MATERIAL SHOWN -
- - -
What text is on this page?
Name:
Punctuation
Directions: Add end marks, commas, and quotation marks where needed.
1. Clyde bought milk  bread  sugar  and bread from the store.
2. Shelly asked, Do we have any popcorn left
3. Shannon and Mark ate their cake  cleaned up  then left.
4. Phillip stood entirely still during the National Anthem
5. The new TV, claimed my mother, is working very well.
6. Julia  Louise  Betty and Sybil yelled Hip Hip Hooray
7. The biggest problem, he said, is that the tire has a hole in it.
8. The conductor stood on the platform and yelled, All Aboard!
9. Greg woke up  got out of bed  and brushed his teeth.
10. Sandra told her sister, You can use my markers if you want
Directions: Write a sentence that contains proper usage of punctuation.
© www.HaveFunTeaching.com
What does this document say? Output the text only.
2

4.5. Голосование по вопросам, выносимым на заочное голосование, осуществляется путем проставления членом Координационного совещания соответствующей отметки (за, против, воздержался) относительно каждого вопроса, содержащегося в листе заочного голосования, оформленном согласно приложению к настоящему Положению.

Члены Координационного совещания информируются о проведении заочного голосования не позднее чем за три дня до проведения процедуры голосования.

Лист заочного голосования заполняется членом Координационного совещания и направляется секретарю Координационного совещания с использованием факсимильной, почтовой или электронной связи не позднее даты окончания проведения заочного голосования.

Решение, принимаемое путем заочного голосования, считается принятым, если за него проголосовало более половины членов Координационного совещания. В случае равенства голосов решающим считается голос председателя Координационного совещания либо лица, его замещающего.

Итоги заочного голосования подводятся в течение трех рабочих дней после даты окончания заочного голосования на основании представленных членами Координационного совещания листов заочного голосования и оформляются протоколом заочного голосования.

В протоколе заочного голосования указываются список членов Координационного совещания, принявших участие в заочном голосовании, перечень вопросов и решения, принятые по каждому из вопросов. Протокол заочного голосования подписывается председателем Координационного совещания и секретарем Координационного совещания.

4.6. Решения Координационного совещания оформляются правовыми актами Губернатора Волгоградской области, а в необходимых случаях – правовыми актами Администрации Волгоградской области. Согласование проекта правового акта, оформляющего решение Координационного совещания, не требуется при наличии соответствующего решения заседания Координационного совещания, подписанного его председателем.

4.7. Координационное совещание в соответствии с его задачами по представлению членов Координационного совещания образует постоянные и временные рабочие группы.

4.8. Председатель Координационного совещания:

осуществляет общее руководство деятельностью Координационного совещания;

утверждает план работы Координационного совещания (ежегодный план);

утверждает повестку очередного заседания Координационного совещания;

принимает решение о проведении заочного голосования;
- - -
WORK TO COMPLETE - Show every line in the records above that contains the word "заседания".

SOLUTION TO THIS TASK -
4.6. Решения Координационного совещания оформляются правовыми актами Губернатора Волгоградской области, а в необходимых случаях – правовыми актами Администрации Волгоградской области. Согласование проекта правового акта, оформляющего решение Координационного совещания, не требуется при наличии соответствующего решения заседания Координационного совещания, подписанного его председателем.
утверждает повестку очередного заседания Координационного совещания;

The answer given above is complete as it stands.